The exercise asks you to copy every line below in which "integrazione" appears.
┌────────
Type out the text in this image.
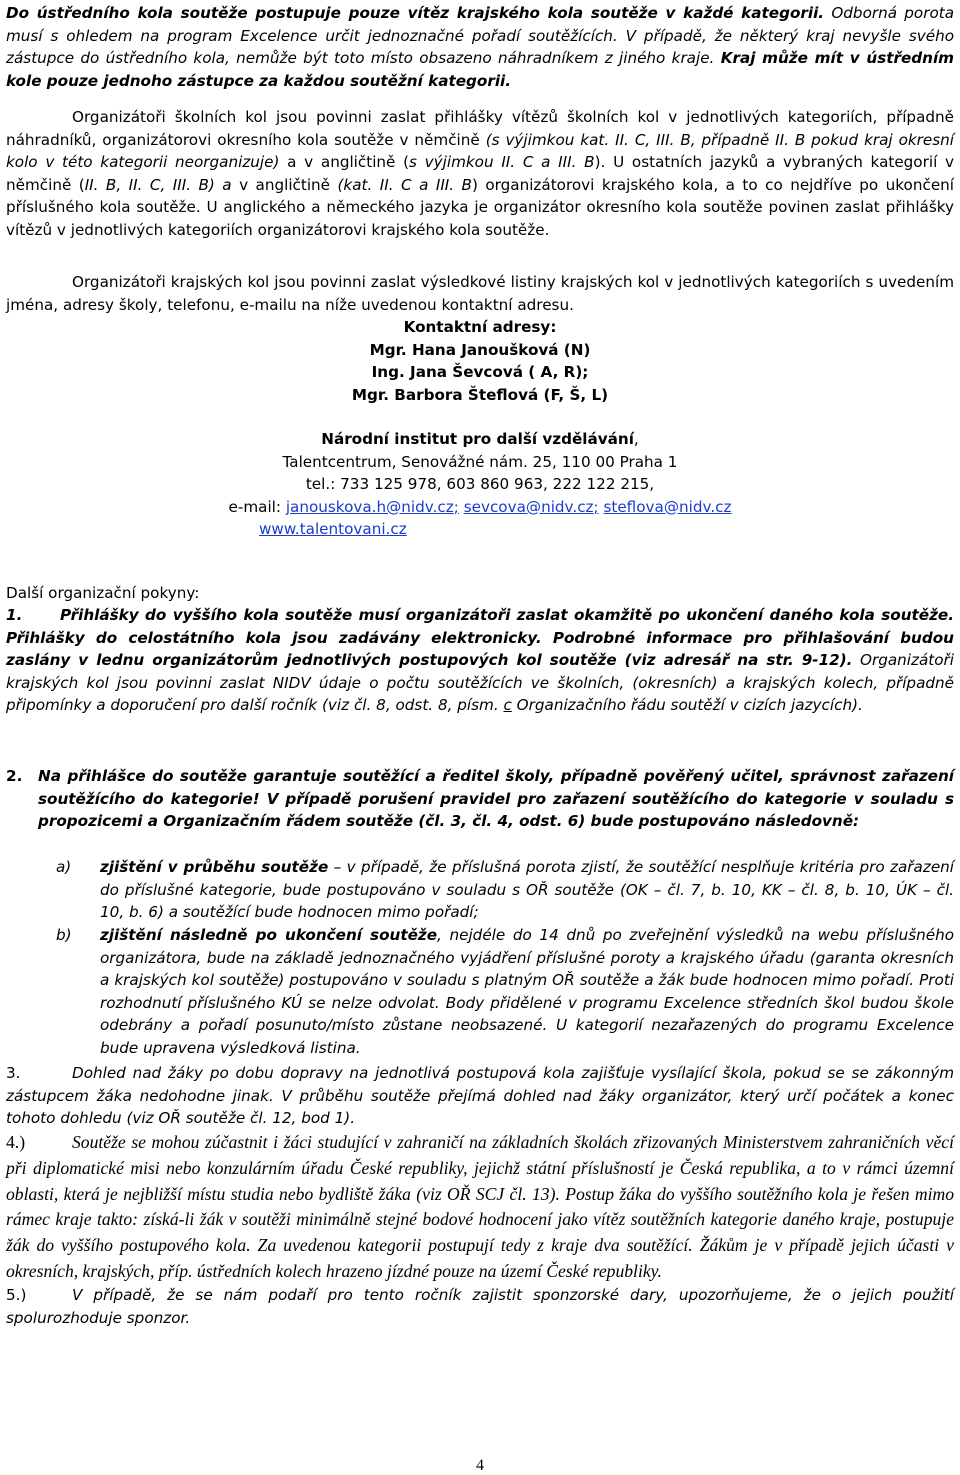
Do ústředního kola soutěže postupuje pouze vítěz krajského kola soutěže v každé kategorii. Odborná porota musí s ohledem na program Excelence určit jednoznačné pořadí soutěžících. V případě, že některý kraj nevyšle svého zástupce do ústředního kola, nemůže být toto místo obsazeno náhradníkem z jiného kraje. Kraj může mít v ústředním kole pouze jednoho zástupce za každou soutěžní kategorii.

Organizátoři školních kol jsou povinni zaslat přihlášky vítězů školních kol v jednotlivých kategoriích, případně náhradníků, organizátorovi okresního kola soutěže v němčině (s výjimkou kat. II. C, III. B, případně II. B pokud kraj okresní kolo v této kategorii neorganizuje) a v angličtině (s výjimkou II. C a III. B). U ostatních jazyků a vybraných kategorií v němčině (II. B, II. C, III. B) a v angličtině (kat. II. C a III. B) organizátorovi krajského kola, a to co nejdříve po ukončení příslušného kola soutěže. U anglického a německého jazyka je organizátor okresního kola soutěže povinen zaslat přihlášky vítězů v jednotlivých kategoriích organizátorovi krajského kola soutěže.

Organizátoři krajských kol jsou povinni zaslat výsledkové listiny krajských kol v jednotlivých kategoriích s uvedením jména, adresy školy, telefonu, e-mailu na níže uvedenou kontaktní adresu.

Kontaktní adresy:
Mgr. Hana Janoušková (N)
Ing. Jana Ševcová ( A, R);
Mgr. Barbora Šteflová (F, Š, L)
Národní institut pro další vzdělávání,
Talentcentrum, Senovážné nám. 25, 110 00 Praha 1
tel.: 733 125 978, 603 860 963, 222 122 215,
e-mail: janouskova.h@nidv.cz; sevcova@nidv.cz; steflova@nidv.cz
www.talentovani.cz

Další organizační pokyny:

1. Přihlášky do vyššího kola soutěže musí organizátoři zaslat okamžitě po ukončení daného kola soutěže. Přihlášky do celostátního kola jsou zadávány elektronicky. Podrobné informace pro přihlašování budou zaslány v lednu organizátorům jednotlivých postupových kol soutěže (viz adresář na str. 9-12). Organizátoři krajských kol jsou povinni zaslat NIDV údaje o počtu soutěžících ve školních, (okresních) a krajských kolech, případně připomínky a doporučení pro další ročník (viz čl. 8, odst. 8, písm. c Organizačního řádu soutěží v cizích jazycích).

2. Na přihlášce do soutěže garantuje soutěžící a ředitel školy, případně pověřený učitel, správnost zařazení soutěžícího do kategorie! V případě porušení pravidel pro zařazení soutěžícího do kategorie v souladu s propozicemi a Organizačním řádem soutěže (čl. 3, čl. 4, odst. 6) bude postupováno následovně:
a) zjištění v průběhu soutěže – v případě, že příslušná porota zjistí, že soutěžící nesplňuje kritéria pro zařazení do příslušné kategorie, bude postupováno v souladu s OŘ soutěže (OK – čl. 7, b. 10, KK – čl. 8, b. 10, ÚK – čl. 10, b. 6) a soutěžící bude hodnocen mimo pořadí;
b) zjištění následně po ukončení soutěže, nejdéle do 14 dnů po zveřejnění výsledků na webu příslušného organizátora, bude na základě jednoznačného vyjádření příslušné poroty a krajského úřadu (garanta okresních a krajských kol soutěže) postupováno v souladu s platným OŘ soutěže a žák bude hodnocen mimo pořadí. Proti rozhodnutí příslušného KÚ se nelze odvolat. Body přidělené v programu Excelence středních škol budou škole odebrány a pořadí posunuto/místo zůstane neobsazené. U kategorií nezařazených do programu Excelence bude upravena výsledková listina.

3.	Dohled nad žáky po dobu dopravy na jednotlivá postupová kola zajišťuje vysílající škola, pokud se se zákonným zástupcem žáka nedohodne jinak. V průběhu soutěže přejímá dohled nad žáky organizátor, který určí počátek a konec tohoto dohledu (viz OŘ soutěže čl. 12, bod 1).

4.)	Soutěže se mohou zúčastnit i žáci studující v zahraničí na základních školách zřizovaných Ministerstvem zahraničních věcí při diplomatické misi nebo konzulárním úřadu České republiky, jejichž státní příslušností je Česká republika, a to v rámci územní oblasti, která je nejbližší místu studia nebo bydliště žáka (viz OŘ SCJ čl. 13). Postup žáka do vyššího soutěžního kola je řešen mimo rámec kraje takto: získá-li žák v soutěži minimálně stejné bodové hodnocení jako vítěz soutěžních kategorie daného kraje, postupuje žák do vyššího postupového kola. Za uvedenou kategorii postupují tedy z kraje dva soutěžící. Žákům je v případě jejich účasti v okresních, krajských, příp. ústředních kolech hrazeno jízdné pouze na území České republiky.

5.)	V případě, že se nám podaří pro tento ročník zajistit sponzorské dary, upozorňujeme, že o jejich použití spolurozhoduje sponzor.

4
└────────
┌────────
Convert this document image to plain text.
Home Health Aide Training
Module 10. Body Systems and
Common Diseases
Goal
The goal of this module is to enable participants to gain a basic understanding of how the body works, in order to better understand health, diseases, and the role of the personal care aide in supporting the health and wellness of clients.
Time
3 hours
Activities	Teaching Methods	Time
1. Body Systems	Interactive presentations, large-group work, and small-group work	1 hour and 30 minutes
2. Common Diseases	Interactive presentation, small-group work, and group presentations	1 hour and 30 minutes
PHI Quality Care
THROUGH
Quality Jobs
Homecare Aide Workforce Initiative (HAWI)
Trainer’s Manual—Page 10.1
└────────
┌────────
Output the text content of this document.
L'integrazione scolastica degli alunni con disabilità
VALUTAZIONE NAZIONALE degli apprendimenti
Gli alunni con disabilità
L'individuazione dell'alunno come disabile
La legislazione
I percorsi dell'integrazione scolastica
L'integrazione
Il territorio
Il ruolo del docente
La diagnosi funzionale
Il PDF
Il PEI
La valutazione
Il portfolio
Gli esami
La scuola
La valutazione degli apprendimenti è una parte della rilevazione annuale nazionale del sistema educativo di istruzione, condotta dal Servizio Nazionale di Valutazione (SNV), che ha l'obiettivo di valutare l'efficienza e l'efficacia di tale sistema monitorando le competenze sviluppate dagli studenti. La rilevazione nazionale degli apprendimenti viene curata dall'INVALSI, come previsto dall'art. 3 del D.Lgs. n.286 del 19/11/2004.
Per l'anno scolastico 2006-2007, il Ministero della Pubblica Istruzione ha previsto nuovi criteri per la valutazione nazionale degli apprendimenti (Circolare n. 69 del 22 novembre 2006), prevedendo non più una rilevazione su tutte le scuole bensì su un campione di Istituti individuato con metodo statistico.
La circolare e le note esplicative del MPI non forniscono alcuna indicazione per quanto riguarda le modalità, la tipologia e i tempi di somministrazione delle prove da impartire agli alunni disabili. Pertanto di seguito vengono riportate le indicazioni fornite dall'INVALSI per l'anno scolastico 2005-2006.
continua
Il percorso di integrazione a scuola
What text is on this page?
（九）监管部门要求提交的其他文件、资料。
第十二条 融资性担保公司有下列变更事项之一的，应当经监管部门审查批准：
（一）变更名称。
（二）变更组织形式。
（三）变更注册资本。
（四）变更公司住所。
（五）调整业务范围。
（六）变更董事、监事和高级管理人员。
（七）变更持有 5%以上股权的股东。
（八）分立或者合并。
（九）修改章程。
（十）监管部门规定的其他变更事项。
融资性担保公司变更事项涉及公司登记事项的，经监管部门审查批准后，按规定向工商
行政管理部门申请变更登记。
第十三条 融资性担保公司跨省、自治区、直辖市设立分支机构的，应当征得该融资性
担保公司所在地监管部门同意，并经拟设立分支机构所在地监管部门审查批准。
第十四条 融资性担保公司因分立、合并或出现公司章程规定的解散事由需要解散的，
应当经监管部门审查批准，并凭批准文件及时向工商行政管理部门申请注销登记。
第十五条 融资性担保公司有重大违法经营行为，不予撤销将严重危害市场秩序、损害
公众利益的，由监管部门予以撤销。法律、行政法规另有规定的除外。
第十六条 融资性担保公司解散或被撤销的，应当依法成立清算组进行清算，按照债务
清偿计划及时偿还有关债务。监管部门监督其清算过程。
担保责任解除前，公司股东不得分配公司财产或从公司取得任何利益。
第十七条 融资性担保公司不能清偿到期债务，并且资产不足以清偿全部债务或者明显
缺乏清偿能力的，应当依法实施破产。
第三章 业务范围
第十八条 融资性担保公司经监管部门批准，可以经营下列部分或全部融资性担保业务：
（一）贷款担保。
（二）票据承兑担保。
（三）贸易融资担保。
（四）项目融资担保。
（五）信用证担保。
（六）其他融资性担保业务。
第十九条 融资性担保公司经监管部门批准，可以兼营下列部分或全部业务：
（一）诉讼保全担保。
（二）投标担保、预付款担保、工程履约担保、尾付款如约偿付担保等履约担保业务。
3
└────────
WRITTEN SOLUTION
L'integrazione scolastica degli alunni con disabilità
I percorsi dell'integrazione scolastica
L'integrazione
Il percorso di integrazione a scuola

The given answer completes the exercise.